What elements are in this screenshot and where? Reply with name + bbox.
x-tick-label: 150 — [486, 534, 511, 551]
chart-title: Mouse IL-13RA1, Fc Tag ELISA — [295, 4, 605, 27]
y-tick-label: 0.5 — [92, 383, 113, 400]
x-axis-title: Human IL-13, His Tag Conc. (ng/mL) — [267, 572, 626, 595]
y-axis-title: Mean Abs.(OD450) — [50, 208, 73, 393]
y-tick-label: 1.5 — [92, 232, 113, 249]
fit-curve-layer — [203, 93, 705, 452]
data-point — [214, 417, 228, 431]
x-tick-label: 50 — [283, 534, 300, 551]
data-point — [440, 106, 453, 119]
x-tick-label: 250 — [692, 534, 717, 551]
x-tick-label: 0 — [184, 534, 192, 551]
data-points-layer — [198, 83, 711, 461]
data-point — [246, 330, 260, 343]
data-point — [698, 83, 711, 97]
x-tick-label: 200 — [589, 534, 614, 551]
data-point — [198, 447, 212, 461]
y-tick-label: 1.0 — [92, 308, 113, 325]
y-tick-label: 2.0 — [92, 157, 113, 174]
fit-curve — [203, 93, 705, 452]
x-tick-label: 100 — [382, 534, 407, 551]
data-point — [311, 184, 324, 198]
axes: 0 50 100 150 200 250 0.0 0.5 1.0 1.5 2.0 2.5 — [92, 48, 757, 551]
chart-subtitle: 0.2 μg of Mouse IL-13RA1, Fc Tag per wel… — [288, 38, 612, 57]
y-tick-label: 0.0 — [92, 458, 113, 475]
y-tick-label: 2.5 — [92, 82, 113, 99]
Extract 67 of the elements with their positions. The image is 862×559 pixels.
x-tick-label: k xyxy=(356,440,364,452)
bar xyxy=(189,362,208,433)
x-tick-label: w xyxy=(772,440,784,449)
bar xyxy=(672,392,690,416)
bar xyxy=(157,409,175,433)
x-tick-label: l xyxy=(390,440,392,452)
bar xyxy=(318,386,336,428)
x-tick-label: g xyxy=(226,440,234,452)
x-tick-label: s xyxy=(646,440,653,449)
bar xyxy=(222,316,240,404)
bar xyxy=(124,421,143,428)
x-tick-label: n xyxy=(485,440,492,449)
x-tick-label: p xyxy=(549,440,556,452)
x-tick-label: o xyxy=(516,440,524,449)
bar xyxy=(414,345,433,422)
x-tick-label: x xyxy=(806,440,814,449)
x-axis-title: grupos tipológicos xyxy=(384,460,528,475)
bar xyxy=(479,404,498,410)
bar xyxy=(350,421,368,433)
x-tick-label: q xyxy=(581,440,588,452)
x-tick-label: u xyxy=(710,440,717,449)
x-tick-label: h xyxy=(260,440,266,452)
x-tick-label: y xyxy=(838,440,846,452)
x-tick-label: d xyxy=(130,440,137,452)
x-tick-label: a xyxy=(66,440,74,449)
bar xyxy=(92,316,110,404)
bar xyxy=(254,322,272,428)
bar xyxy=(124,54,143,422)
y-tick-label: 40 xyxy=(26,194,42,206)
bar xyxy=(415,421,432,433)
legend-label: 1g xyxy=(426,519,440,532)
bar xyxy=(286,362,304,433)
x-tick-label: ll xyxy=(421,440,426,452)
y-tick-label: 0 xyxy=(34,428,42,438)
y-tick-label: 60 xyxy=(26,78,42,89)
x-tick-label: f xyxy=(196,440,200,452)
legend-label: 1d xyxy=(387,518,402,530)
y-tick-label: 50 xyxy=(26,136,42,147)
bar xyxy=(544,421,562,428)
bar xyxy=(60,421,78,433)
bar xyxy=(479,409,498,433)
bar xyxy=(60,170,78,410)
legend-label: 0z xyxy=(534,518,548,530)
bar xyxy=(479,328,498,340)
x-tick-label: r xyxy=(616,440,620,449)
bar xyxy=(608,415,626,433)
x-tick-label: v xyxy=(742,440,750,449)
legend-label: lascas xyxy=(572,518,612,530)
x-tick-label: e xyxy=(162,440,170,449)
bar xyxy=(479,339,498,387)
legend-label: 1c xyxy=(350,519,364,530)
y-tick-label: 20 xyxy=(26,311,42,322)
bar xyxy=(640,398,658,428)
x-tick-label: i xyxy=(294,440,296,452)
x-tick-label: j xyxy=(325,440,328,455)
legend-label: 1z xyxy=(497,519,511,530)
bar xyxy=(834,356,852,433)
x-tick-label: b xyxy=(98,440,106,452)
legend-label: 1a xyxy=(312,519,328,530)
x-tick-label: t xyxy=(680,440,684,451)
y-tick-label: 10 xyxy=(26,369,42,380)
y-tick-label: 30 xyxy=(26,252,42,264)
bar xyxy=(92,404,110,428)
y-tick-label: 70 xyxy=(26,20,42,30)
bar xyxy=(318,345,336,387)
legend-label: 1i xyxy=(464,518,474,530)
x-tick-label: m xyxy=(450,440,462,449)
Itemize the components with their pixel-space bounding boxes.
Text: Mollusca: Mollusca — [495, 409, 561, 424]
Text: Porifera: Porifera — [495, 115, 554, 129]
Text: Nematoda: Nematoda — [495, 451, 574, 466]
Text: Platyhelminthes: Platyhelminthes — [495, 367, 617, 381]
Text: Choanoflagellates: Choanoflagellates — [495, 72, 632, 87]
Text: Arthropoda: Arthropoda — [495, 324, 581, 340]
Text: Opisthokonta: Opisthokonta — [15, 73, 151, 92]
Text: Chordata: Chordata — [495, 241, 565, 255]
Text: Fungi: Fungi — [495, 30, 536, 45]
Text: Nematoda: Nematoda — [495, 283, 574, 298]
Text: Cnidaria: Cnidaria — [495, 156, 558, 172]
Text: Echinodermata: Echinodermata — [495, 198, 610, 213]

• • •

Turn everything in the listing above, from its first line down to the line containing "y-tick-label: 1.0 — [92, 308, 113, 325]", into a JSON list of strings with one string per line and blank lines left out.

[
  "What elements are in this screenshot and where? Reply with name + bbox.",
  "x-tick-label: 150 — [486, 534, 511, 551]",
  "chart-title: Mouse IL-13RA1, Fc Tag ELISA — [295, 4, 605, 27]",
  "y-tick-label: 0.5 — [92, 383, 113, 400]",
  "x-axis-title: Human IL-13, His Tag Conc. (ng/mL) — [267, 572, 626, 595]",
  "y-axis-title: Mean Abs.(OD450) — [50, 208, 73, 393]",
  "y-tick-label: 1.5 — [92, 232, 113, 249]",
  "fit-curve-layer — [203, 93, 705, 452]",
  "data-point — [214, 417, 228, 431]",
  "x-tick-label: 50 — [283, 534, 300, 551]",
  "data-point — [440, 106, 453, 119]",
  "x-tick-label: 250 — [692, 534, 717, 551]",
  "x-tick-label: 0 — [184, 534, 192, 551]",
  "data-points-layer — [198, 83, 711, 461]",
  "data-point — [246, 330, 260, 343]",
  "data-point — [698, 83, 711, 97]",
  "x-tick-label: 200 — [589, 534, 614, 551]",
  "data-point — [198, 447, 212, 461]",
  "y-tick-label: 1.0 — [92, 308, 113, 325]"
]